#### ENTRIES SUPPLIED:
__________________________________________________
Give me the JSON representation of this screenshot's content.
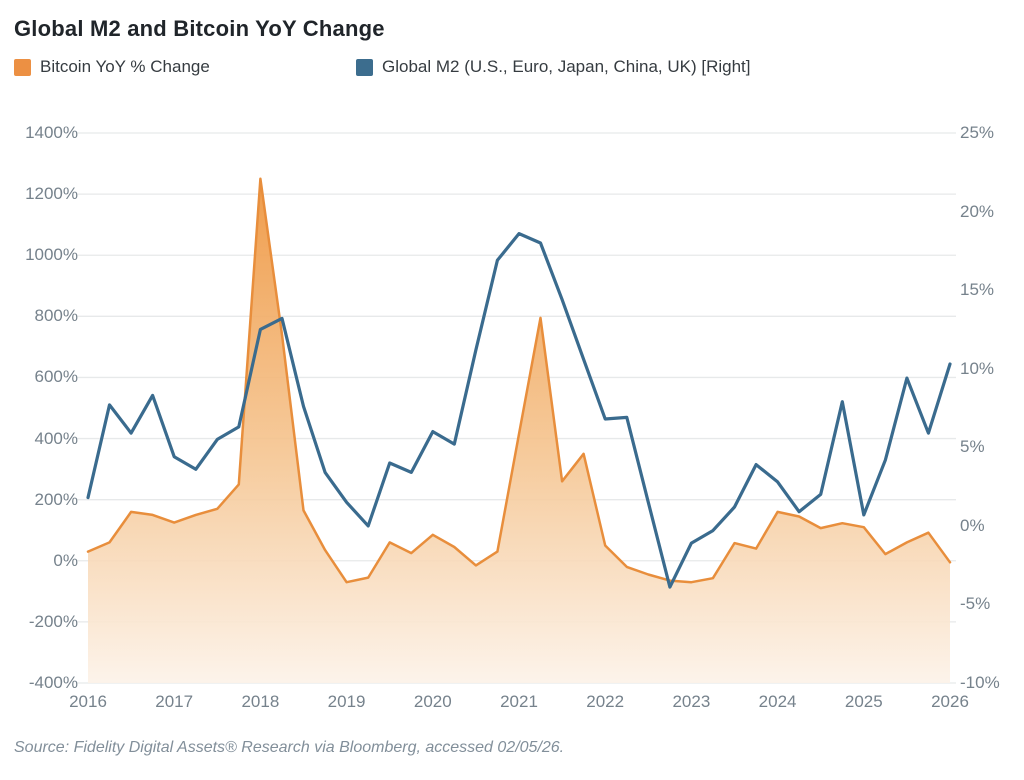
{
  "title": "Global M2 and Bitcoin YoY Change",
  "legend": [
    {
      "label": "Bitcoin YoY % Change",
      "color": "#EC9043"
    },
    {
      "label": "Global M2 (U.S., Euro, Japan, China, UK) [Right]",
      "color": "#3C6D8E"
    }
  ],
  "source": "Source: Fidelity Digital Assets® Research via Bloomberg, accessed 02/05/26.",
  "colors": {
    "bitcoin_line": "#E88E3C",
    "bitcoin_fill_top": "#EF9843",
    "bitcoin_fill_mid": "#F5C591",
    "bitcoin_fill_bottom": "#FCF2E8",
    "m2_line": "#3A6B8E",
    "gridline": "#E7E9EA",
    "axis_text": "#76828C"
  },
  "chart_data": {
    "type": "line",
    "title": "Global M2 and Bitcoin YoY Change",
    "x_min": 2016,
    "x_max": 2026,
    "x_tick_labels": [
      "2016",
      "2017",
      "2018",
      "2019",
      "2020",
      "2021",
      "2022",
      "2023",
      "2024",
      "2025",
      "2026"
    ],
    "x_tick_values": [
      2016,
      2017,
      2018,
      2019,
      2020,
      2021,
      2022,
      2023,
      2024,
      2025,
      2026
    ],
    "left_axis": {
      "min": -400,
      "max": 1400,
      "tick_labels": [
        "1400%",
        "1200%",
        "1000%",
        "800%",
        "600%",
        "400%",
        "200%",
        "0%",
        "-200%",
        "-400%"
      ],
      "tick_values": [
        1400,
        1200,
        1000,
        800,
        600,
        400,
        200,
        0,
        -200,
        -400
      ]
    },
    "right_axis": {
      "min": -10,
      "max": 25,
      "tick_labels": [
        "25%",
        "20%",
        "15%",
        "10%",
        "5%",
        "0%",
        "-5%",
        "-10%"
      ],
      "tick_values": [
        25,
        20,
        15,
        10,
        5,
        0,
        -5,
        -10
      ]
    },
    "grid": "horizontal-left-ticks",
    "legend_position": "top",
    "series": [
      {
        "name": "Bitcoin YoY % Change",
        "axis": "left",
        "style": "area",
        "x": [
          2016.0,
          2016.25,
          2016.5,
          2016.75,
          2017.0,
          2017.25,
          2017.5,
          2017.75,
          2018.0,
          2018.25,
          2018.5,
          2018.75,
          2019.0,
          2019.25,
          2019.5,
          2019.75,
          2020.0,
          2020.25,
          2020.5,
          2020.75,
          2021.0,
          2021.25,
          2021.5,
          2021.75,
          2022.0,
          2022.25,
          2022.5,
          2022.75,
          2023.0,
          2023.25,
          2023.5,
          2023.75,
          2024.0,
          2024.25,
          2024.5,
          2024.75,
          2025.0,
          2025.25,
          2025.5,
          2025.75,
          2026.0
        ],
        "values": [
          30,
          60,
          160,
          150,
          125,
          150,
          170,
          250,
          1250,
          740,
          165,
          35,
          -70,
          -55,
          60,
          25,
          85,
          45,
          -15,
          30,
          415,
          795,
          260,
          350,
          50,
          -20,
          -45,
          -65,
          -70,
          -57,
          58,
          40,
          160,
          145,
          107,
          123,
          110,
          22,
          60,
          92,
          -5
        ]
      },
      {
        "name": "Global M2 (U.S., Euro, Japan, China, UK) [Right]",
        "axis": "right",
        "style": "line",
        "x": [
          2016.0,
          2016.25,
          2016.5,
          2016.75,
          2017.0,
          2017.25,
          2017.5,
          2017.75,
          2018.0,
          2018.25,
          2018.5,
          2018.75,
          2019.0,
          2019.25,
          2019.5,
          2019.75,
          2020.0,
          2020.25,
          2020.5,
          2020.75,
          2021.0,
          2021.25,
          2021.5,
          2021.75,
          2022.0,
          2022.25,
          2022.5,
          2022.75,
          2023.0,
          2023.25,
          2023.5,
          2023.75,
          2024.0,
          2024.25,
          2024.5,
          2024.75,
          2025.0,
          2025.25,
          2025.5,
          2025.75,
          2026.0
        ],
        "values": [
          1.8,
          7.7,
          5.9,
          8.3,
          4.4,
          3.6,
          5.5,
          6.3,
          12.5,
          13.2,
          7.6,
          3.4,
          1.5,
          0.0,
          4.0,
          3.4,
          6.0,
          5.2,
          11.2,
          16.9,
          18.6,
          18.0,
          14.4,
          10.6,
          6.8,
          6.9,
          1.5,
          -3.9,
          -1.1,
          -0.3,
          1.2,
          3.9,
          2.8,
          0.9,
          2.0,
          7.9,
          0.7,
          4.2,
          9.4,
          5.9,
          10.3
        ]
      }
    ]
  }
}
__________________________________________________
#### TO DO:
Set down all the entries exactly as they appear, but skip any pictures.

#### EXERCISE OUTPUT:
Give me the JSON representation of this screenshot's content.
{
  "title": "Global M2 and Bitcoin YoY Change",
  "legend": [
    {
      "label": "Bitcoin YoY % Change",
      "color": "#EC9043"
    },
    {
      "label": "Global M2 (U.S., Euro, Japan, China, UK) [Right]",
      "color": "#3C6D8E"
    }
  ],
  "source": "Source: Fidelity Digital Assets® Research via Bloomberg, accessed 02/05/26.",
  "colors": {
    "bitcoin_line": "#E88E3C",
    "bitcoin_fill_top": "#EF9843",
    "bitcoin_fill_mid": "#F5C591",
    "bitcoin_fill_bottom": "#FCF2E8",
    "m2_line": "#3A6B8E",
    "gridline": "#E7E9EA",
    "axis_text": "#76828C"
  },
  "chart_data": {
    "type": "line",
    "title": "Global M2 and Bitcoin YoY Change",
    "x_min": 2016,
    "x_max": 2026,
    "x_tick_labels": [
      "2016",
      "2017",
      "2018",
      "2019",
      "2020",
      "2021",
      "2022",
      "2023",
      "2024",
      "2025",
      "2026"
    ],
    "x_tick_values": [
      2016,
      2017,
      2018,
      2019,
      2020,
      2021,
      2022,
      2023,
      2024,
      2025,
      2026
    ],
    "left_axis": {
      "min": -400,
      "max": 1400,
      "tick_labels": [
        "1400%",
        "1200%",
        "1000%",
        "800%",
        "600%",
        "400%",
        "200%",
        "0%",
        "-200%",
        "-400%"
      ],
      "tick_values": [
        1400,
        1200,
        1000,
        800,
        600,
        400,
        200,
        0,
        -200,
        -400
      ]
    },
    "right_axis": {
      "min": -10,
      "max": 25,
      "tick_labels": [
        "25%",
        "20%",
        "15%",
        "10%",
        "5%",
        "0%",
        "-5%",
        "-10%"
      ],
      "tick_values": [
        25,
        20,
        15,
        10,
        5,
        0,
        -5,
        -10
      ]
    },
    "grid": "horizontal-left-ticks",
    "legend_position": "top",
    "series": [
      {
        "name": "Bitcoin YoY % Change",
        "axis": "left",
        "style": "area",
        "x": [
          2016.0,
          2016.25,
          2016.5,
          2016.75,
          2017.0,
          2017.25,
          2017.5,
          2017.75,
          2018.0,
          2018.25,
          2018.5,
          2018.75,
          2019.0,
          2019.25,
          2019.5,
          2019.75,
          2020.0,
          2020.25,
          2020.5,
          2020.75,
          2021.0,
          2021.25,
          2021.5,
          2021.75,
          2022.0,
          2022.25,
          2022.5,
          2022.75,
          2023.0,
          2023.25,
          2023.5,
          2023.75,
          2024.0,
          2024.25,
          2024.5,
          2024.75,
          2025.0,
          2025.25,
          2025.5,
          2025.75,
          2026.0
        ],
        "values": [
          30,
          60,
          160,
          150,
          125,
          150,
          170,
          250,
          1250,
          740,
          165,
          35,
          -70,
          -55,
          60,
          25,
          85,
          45,
          -15,
          30,
          415,
          795,
          260,
          350,
          50,
          -20,
          -45,
          -65,
          -70,
          -57,
          58,
          40,
          160,
          145,
          107,
          123,
          110,
          22,
          60,
          92,
          -5
        ]
      },
      {
        "name": "Global M2 (U.S., Euro, Japan, China, UK) [Right]",
        "axis": "right",
        "style": "line",
        "x": [
          2016.0,
          2016.25,
          2016.5,
          2016.75,
          2017.0,
          2017.25,
          2017.5,
          2017.75,
          2018.0,
          2018.25,
          2018.5,
          2018.75,
          2019.0,
          2019.25,
          2019.5,
          2019.75,
          2020.0,
          2020.25,
          2020.5,
          2020.75,
          2021.0,
          2021.25,
          2021.5,
          2021.75,
          2022.0,
          2022.25,
          2022.5,
          2022.75,
          2023.0,
          2023.25,
          2023.5,
          2023.75,
          2024.0,
          2024.25,
          2024.5,
          2024.75,
          2025.0,
          2025.25,
          2025.5,
          2025.75,
          2026.0
        ],
        "values": [
          1.8,
          7.7,
          5.9,
          8.3,
          4.4,
          3.6,
          5.5,
          6.3,
          12.5,
          13.2,
          7.6,
          3.4,
          1.5,
          0.0,
          4.0,
          3.4,
          6.0,
          5.2,
          11.2,
          16.9,
          18.6,
          18.0,
          14.4,
          10.6,
          6.8,
          6.9,
          1.5,
          -3.9,
          -1.1,
          -0.3,
          1.2,
          3.9,
          2.8,
          0.9,
          2.0,
          7.9,
          0.7,
          4.2,
          9.4,
          5.9,
          10.3
        ]
      }
    ]
  }
}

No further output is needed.